Excerpts from a figure dataset
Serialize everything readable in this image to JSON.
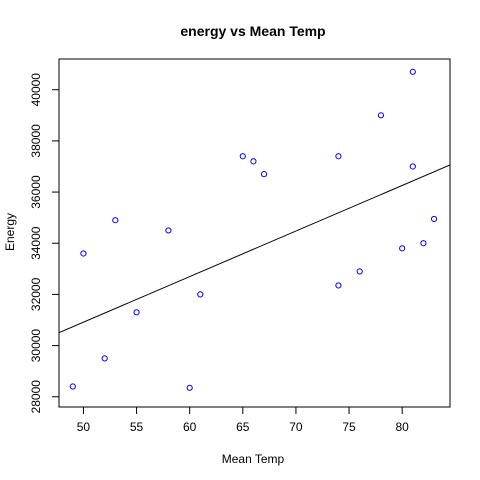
{
  "chart_data": {
    "type": "scatter",
    "title": "energy vs Mean Temp",
    "xlabel": "Mean Temp",
    "ylabel": "Energy",
    "xlim": [
      47.7,
      84.5
    ],
    "ylim": [
      27600,
      41200
    ],
    "xticks": [
      50,
      55,
      60,
      65,
      70,
      75,
      80
    ],
    "yticks": [
      28000,
      30000,
      32000,
      34000,
      36000,
      38000,
      40000
    ],
    "grid": false,
    "point_color": "#0000ff",
    "line_color": "#000000",
    "points": [
      {
        "x": 49,
        "y": 28400
      },
      {
        "x": 50,
        "y": 33600
      },
      {
        "x": 52,
        "y": 29500
      },
      {
        "x": 53,
        "y": 34900
      },
      {
        "x": 55,
        "y": 31300
      },
      {
        "x": 58,
        "y": 34500
      },
      {
        "x": 60,
        "y": 28350
      },
      {
        "x": 61,
        "y": 32000
      },
      {
        "x": 65,
        "y": 37400
      },
      {
        "x": 66,
        "y": 37200
      },
      {
        "x": 67,
        "y": 36700
      },
      {
        "x": 74,
        "y": 37400
      },
      {
        "x": 74,
        "y": 32350
      },
      {
        "x": 76,
        "y": 32900
      },
      {
        "x": 78,
        "y": 39000
      },
      {
        "x": 80,
        "y": 33800
      },
      {
        "x": 81,
        "y": 40700
      },
      {
        "x": 81,
        "y": 37000
      },
      {
        "x": 82,
        "y": 34000
      },
      {
        "x": 83,
        "y": 34950
      }
    ],
    "regression_line": {
      "intercept": 22010,
      "slope": 178.1
    }
  }
}
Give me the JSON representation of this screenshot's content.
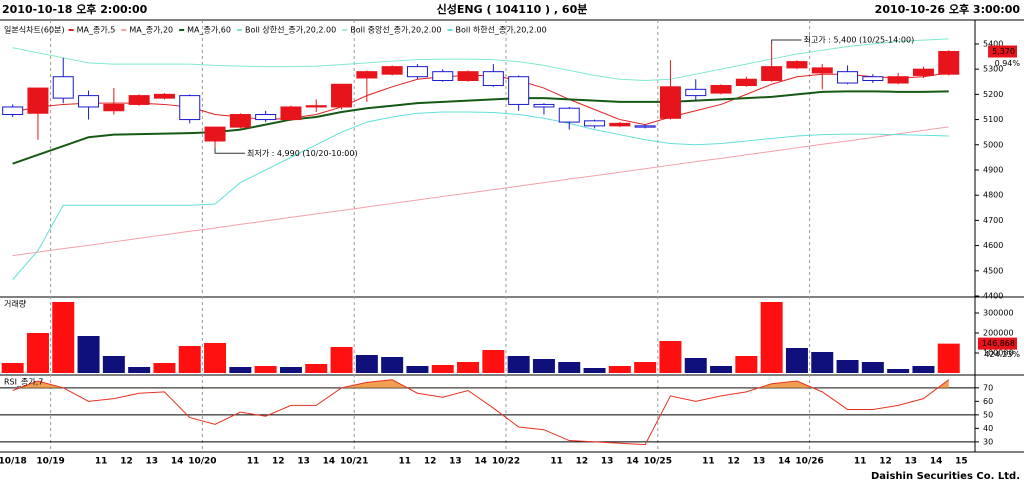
{
  "header": {
    "start": "2010-10-18 오후 2:00:00",
    "title": "신성ENG ( 104110 ) , 60분",
    "end": "2010-10-26 오후 3:00:00"
  },
  "footer": "Daishin Securities Co. Ltd.",
  "chart_data": [
    {
      "type": "candlestick",
      "legend_title": "일본식차트(60분)",
      "categories": [
        "10/18",
        "10/19",
        null,
        "11",
        "12",
        "13",
        "14",
        "10/20",
        null,
        "11",
        "12",
        "13",
        "14",
        "10/21",
        null,
        "11",
        "12",
        "13",
        "14",
        "10/22",
        null,
        "11",
        "12",
        "13",
        "14",
        "10/25",
        null,
        "11",
        "12",
        "13",
        "14",
        "10/26",
        null,
        "11",
        "12",
        "13",
        "14",
        "15"
      ],
      "open": [
        5150,
        5125,
        5270,
        5195,
        5135,
        5160,
        5185,
        5195,
        5015,
        5070,
        5120,
        5100,
        5150,
        5150,
        5265,
        5280,
        5310,
        5290,
        5255,
        5290,
        5270,
        5160,
        5145,
        5095,
        5075,
        5075,
        5105,
        5220,
        5205,
        5235,
        5255,
        5305,
        5285,
        5290,
        5270,
        5245,
        5275,
        5280
      ],
      "high": [
        5160,
        5225,
        5345,
        5215,
        5225,
        5200,
        5205,
        5200,
        5070,
        5125,
        5135,
        5155,
        5180,
        5240,
        5295,
        5315,
        5320,
        5300,
        5295,
        5320,
        5275,
        5165,
        5150,
        5100,
        5090,
        5080,
        5335,
        5260,
        5240,
        5270,
        5400,
        5335,
        5320,
        5315,
        5280,
        5285,
        5310,
        5375
      ],
      "low": [
        5110,
        5020,
        5165,
        5100,
        5120,
        5155,
        5180,
        5085,
        4990,
        5065,
        5090,
        5095,
        5130,
        5140,
        5170,
        5275,
        5260,
        5250,
        5250,
        5230,
        5135,
        5120,
        5060,
        5065,
        5070,
        5065,
        5100,
        5175,
        5200,
        5230,
        5250,
        5300,
        5220,
        5240,
        5245,
        5240,
        5265,
        5275
      ],
      "close": [
        5120,
        5225,
        5185,
        5150,
        5160,
        5195,
        5200,
        5100,
        5070,
        5120,
        5100,
        5150,
        5155,
        5240,
        5290,
        5310,
        5270,
        5255,
        5290,
        5235,
        5160,
        5150,
        5090,
        5075,
        5085,
        5070,
        5230,
        5195,
        5235,
        5260,
        5310,
        5330,
        5305,
        5245,
        5255,
        5270,
        5300,
        5370
      ],
      "up_color": "#e8141c",
      "down_color": "#1a1ad0",
      "series": [
        {
          "name": "MA_종가,5",
          "color": "#e02020",
          "values": [
            5130,
            5150,
            5160,
            5165,
            5165,
            5165,
            5160,
            5150,
            5120,
            5110,
            5100,
            5105,
            5120,
            5150,
            5195,
            5230,
            5260,
            5270,
            5275,
            5275,
            5255,
            5225,
            5180,
            5140,
            5100,
            5080,
            5110,
            5135,
            5160,
            5200,
            5240,
            5270,
            5280,
            5280,
            5270,
            5265,
            5270,
            5285
          ]
        },
        {
          "name": "MA_종가,20",
          "color": "#f4a0a8",
          "values": [
            4560,
            4574,
            4588,
            4601,
            4615,
            4629,
            4643,
            4657,
            4670,
            4684,
            4698,
            4712,
            4726,
            4739,
            4753,
            4767,
            4781,
            4795,
            4808,
            4822,
            4836,
            4850,
            4864,
            4877,
            4891,
            4905,
            4919,
            4933,
            4946,
            4960,
            4974,
            4988,
            5002,
            5015,
            5029,
            5043,
            5057,
            5071
          ]
        },
        {
          "name": "MA_종가,60",
          "color": "#145a14",
          "values": [
            4925,
            4960,
            4995,
            5030,
            5040,
            5042,
            5044,
            5046,
            5050,
            5060,
            5080,
            5100,
            5110,
            5130,
            5145,
            5155,
            5165,
            5170,
            5175,
            5180,
            5185,
            5185,
            5180,
            5175,
            5170,
            5170,
            5170,
            5175,
            5180,
            5185,
            5190,
            5200,
            5210,
            5212,
            5212,
            5210,
            5210,
            5212
          ]
        },
        {
          "name": "Boll 상한선_종가,20,2.00",
          "color": "#80e8d0",
          "values": [
            5385,
            5365,
            5345,
            5325,
            5320,
            5320,
            5320,
            5320,
            5315,
            5312,
            5310,
            5310,
            5312,
            5318,
            5325,
            5332,
            5338,
            5340,
            5340,
            5338,
            5330,
            5315,
            5295,
            5275,
            5260,
            5255,
            5260,
            5280,
            5300,
            5320,
            5340,
            5360,
            5375,
            5390,
            5400,
            5410,
            5415,
            5420
          ]
        },
        {
          "name": "Boll 중앙선_종가,20,2.00",
          "color": "#a8e8e0"
        },
        {
          "name": "Boll 하한선_종가,20,2.00",
          "color": "#60e0d8",
          "values": [
            4465,
            4580,
            4760,
            4760,
            4760,
            4760,
            4760,
            4760,
            4765,
            4850,
            4900,
            4950,
            5000,
            5050,
            5090,
            5110,
            5125,
            5130,
            5130,
            5128,
            5120,
            5105,
            5085,
            5060,
            5040,
            5020,
            5005,
            5000,
            5005,
            5015,
            5025,
            5035,
            5040,
            5042,
            5042,
            5040,
            5038,
            5035
          ]
        }
      ],
      "ylim": [
        4400,
        5495
      ],
      "yticks": [
        4400,
        4500,
        4600,
        4700,
        4800,
        4900,
        5000,
        5100,
        5200,
        5300,
        5400
      ],
      "annotations": [
        {
          "text": "최저가 : 4,990 (10/20-10:00)",
          "value": 4990,
          "color": "#1a1ad0"
        },
        {
          "text": "최고가 : 5,400 (10/25-14:00)",
          "value": 5400,
          "color": "#e8141c"
        }
      ],
      "last_value_label": "5,370",
      "change_label": "0.94%"
    },
    {
      "type": "bar",
      "title": "거래량",
      "values": [
        50000,
        200000,
        355000,
        185000,
        85000,
        30000,
        50000,
        135000,
        150000,
        30000,
        35000,
        30000,
        45000,
        130000,
        90000,
        80000,
        35000,
        40000,
        55000,
        115000,
        85000,
        70000,
        55000,
        25000,
        35000,
        55000,
        160000,
        75000,
        35000,
        85000,
        355000,
        125000,
        105000,
        65000,
        55000,
        20000,
        35000,
        146868
      ],
      "colors": [
        "#ff1010",
        "#ff1010",
        "#ff1010",
        "#10107c",
        "#10107c",
        "#10107c",
        "#ff1010",
        "#ff1010",
        "#ff1010",
        "#10107c",
        "#ff1010",
        "#10107c",
        "#ff1010",
        "#ff1010",
        "#10107c",
        "#10107c",
        "#10107c",
        "#ff1010",
        "#ff1010",
        "#ff1010",
        "#10107c",
        "#10107c",
        "#10107c",
        "#10107c",
        "#ff1010",
        "#ff1010",
        "#ff1010",
        "#10107c",
        "#10107c",
        "#ff1010",
        "#ff1010",
        "#10107c",
        "#10107c",
        "#10107c",
        "#10107c",
        "#10107c",
        "#10107c",
        "#ff1010"
      ],
      "ylim": [
        0,
        375000
      ],
      "yticks": [
        100000,
        200000,
        300000
      ],
      "last_value_label": "146,868",
      "change_label": "424.23%"
    },
    {
      "type": "line",
      "title": "RSI_종가,7",
      "color": "#e83020",
      "values": [
        68,
        75,
        70,
        60,
        62,
        66,
        67,
        48,
        43,
        52,
        49,
        57,
        57,
        70,
        74,
        76,
        66,
        63,
        68,
        55,
        41,
        39,
        31,
        30,
        29,
        28,
        64,
        60,
        64,
        67,
        73,
        75,
        67,
        54,
        54,
        57,
        62,
        76
      ],
      "ylim": [
        24,
        78
      ],
      "yticks": [
        30,
        40,
        50,
        60,
        70
      ],
      "reference_lines": [
        30,
        50,
        70
      ],
      "fill_above": 70,
      "fill_color": "#f0a050"
    }
  ]
}
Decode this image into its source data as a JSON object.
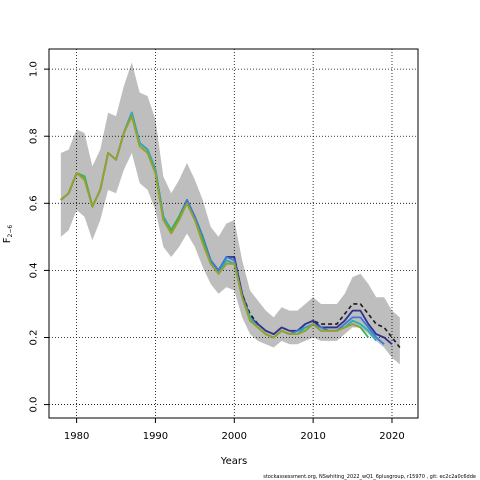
{
  "chart_data": {
    "type": "line",
    "xlabel": "Years",
    "ylabel_main": "F",
    "ylabel_sub": "2−6",
    "footnote": "stockassessment.org, NSwhiting_2022_wQ1_6plusgroup, r15970 , git: ec2c2a0c6dde",
    "xlim": [
      1976.5,
      2023.3
    ],
    "ylim": [
      -0.04,
      1.06
    ],
    "xticks": [
      1980,
      1990,
      2000,
      2010,
      2020
    ],
    "yticks": [
      0.0,
      0.2,
      0.4,
      0.6,
      0.8,
      1.0
    ],
    "ytick_labels": [
      "0.0",
      "0.2",
      "0.4",
      "0.6",
      "0.8",
      "1.0"
    ],
    "grid": true,
    "confidence_band": {
      "color": "#bebebe",
      "x": [
        1978,
        1979,
        1980,
        1981,
        1982,
        1983,
        1984,
        1985,
        1986,
        1987,
        1988,
        1989,
        1990,
        1991,
        1992,
        1993,
        1994,
        1995,
        1996,
        1997,
        1998,
        1999,
        2000,
        2001,
        2002,
        2003,
        2004,
        2005,
        2006,
        2007,
        2008,
        2009,
        2010,
        2011,
        2012,
        2013,
        2014,
        2015,
        2016,
        2017,
        2018,
        2019,
        2020,
        2021
      ],
      "upper": [
        0.75,
        0.76,
        0.82,
        0.81,
        0.71,
        0.76,
        0.87,
        0.86,
        0.95,
        1.02,
        0.93,
        0.92,
        0.85,
        0.68,
        0.63,
        0.67,
        0.72,
        0.67,
        0.61,
        0.53,
        0.5,
        0.54,
        0.55,
        0.43,
        0.34,
        0.31,
        0.28,
        0.26,
        0.29,
        0.28,
        0.28,
        0.3,
        0.32,
        0.3,
        0.3,
        0.3,
        0.33,
        0.38,
        0.39,
        0.36,
        0.32,
        0.32,
        0.28,
        0.26
      ],
      "lower": [
        0.5,
        0.52,
        0.58,
        0.56,
        0.49,
        0.55,
        0.64,
        0.63,
        0.7,
        0.75,
        0.66,
        0.64,
        0.58,
        0.47,
        0.44,
        0.47,
        0.51,
        0.47,
        0.41,
        0.36,
        0.33,
        0.35,
        0.34,
        0.26,
        0.21,
        0.19,
        0.18,
        0.17,
        0.19,
        0.18,
        0.18,
        0.19,
        0.2,
        0.19,
        0.19,
        0.19,
        0.21,
        0.23,
        0.23,
        0.21,
        0.19,
        0.17,
        0.14,
        0.12
      ]
    },
    "series": [
      {
        "color": "#1a1a1a",
        "dashed": true,
        "x": [
          1978,
          1979,
          1980,
          1981,
          1982,
          1983,
          1984,
          1985,
          1986,
          1987,
          1988,
          1989,
          1990,
          1991,
          1992,
          1993,
          1994,
          1995,
          1996,
          1997,
          1998,
          1999,
          2000,
          2001,
          2002,
          2003,
          2004,
          2005,
          2006,
          2007,
          2008,
          2009,
          2010,
          2011,
          2012,
          2013,
          2014,
          2015,
          2016,
          2017,
          2018,
          2019,
          2020,
          2021
        ],
        "y": [
          0.61,
          0.63,
          0.69,
          0.68,
          0.59,
          0.64,
          0.75,
          0.73,
          0.81,
          0.87,
          0.78,
          0.76,
          0.7,
          0.56,
          0.52,
          0.56,
          0.61,
          0.56,
          0.5,
          0.43,
          0.4,
          0.44,
          0.44,
          0.33,
          0.27,
          0.24,
          0.22,
          0.21,
          0.23,
          0.22,
          0.22,
          0.24,
          0.25,
          0.24,
          0.24,
          0.24,
          0.27,
          0.3,
          0.3,
          0.27,
          0.24,
          0.23,
          0.2,
          0.17
        ]
      },
      {
        "color": "#303090",
        "dashed": false,
        "x": [
          1978,
          1979,
          1980,
          1981,
          1982,
          1983,
          1984,
          1985,
          1986,
          1987,
          1988,
          1989,
          1990,
          1991,
          1992,
          1993,
          1994,
          1995,
          1996,
          1997,
          1998,
          1999,
          2000,
          2001,
          2002,
          2003,
          2004,
          2005,
          2006,
          2007,
          2008,
          2009,
          2010,
          2011,
          2012,
          2013,
          2014,
          2015,
          2016,
          2017,
          2018,
          2019,
          2020
        ],
        "y": [
          0.61,
          0.63,
          0.69,
          0.68,
          0.59,
          0.64,
          0.75,
          0.73,
          0.81,
          0.87,
          0.78,
          0.76,
          0.7,
          0.56,
          0.52,
          0.56,
          0.61,
          0.56,
          0.5,
          0.43,
          0.4,
          0.44,
          0.44,
          0.33,
          0.26,
          0.24,
          0.22,
          0.21,
          0.23,
          0.22,
          0.22,
          0.24,
          0.25,
          0.23,
          0.23,
          0.23,
          0.25,
          0.28,
          0.28,
          0.24,
          0.21,
          0.2,
          0.18
        ]
      },
      {
        "color": "#3a7ad8",
        "dashed": false,
        "x": [
          1978,
          1979,
          1980,
          1981,
          1982,
          1983,
          1984,
          1985,
          1986,
          1987,
          1988,
          1989,
          1990,
          1991,
          1992,
          1993,
          1994,
          1995,
          1996,
          1997,
          1998,
          1999,
          2000,
          2001,
          2002,
          2003,
          2004,
          2005,
          2006,
          2007,
          2008,
          2009,
          2010,
          2011,
          2012,
          2013,
          2014,
          2015,
          2016,
          2017,
          2018,
          2019
        ],
        "y": [
          0.61,
          0.63,
          0.69,
          0.68,
          0.59,
          0.64,
          0.75,
          0.73,
          0.81,
          0.87,
          0.78,
          0.76,
          0.7,
          0.56,
          0.52,
          0.56,
          0.61,
          0.56,
          0.5,
          0.43,
          0.4,
          0.44,
          0.43,
          0.32,
          0.26,
          0.23,
          0.21,
          0.2,
          0.22,
          0.21,
          0.22,
          0.23,
          0.24,
          0.23,
          0.22,
          0.22,
          0.24,
          0.26,
          0.26,
          0.23,
          0.2,
          0.18
        ]
      },
      {
        "color": "#2ab0b0",
        "dashed": false,
        "x": [
          1978,
          1979,
          1980,
          1981,
          1982,
          1983,
          1984,
          1985,
          1986,
          1987,
          1988,
          1989,
          1990,
          1991,
          1992,
          1993,
          1994,
          1995,
          1996,
          1997,
          1998,
          1999,
          2000,
          2001,
          2002,
          2003,
          2004,
          2005,
          2006,
          2007,
          2008,
          2009,
          2010,
          2011,
          2012,
          2013,
          2014,
          2015,
          2016,
          2017,
          2018
        ],
        "y": [
          0.61,
          0.63,
          0.69,
          0.68,
          0.59,
          0.64,
          0.75,
          0.73,
          0.81,
          0.87,
          0.78,
          0.76,
          0.7,
          0.56,
          0.52,
          0.56,
          0.6,
          0.55,
          0.49,
          0.42,
          0.39,
          0.43,
          0.42,
          0.32,
          0.26,
          0.23,
          0.21,
          0.2,
          0.22,
          0.21,
          0.21,
          0.23,
          0.24,
          0.22,
          0.22,
          0.22,
          0.23,
          0.25,
          0.24,
          0.22,
          0.19
        ]
      },
      {
        "color": "#3cb44b",
        "dashed": false,
        "x": [
          1978,
          1979,
          1980,
          1981,
          1982,
          1983,
          1984,
          1985,
          1986,
          1987,
          1988,
          1989,
          1990,
          1991,
          1992,
          1993,
          1994,
          1995,
          1996,
          1997,
          1998,
          1999,
          2000,
          2001,
          2002,
          2003,
          2004,
          2005,
          2006,
          2007,
          2008,
          2009,
          2010,
          2011,
          2012,
          2013,
          2014,
          2015,
          2016,
          2017
        ],
        "y": [
          0.61,
          0.63,
          0.69,
          0.68,
          0.59,
          0.64,
          0.75,
          0.73,
          0.81,
          0.86,
          0.77,
          0.75,
          0.69,
          0.55,
          0.52,
          0.56,
          0.6,
          0.55,
          0.49,
          0.42,
          0.39,
          0.42,
          0.42,
          0.32,
          0.25,
          0.23,
          0.21,
          0.2,
          0.22,
          0.21,
          0.21,
          0.22,
          0.24,
          0.22,
          0.22,
          0.22,
          0.23,
          0.24,
          0.23,
          0.2
        ]
      },
      {
        "color": "#9aa02a",
        "dashed": false,
        "x": [
          1978,
          1979,
          1980,
          1981,
          1982,
          1983,
          1984,
          1985,
          1986,
          1987,
          1988,
          1989,
          1990,
          1991,
          1992,
          1993,
          1994,
          1995,
          1996,
          1997,
          1998,
          1999,
          2000,
          2001,
          2002,
          2003,
          2004,
          2005,
          2006,
          2007,
          2008,
          2009,
          2010,
          2011,
          2012,
          2013,
          2014,
          2015,
          2016
        ],
        "y": [
          0.61,
          0.63,
          0.69,
          0.67,
          0.59,
          0.64,
          0.75,
          0.73,
          0.81,
          0.86,
          0.77,
          0.75,
          0.69,
          0.55,
          0.51,
          0.55,
          0.6,
          0.55,
          0.48,
          0.42,
          0.39,
          0.42,
          0.42,
          0.32,
          0.25,
          0.23,
          0.21,
          0.2,
          0.22,
          0.21,
          0.21,
          0.22,
          0.24,
          0.22,
          0.22,
          0.22,
          0.23,
          0.24,
          0.23
        ]
      }
    ]
  }
}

Directions for this task: Say the number of lines in the listing that hold "text", with no added words.

The solution: 2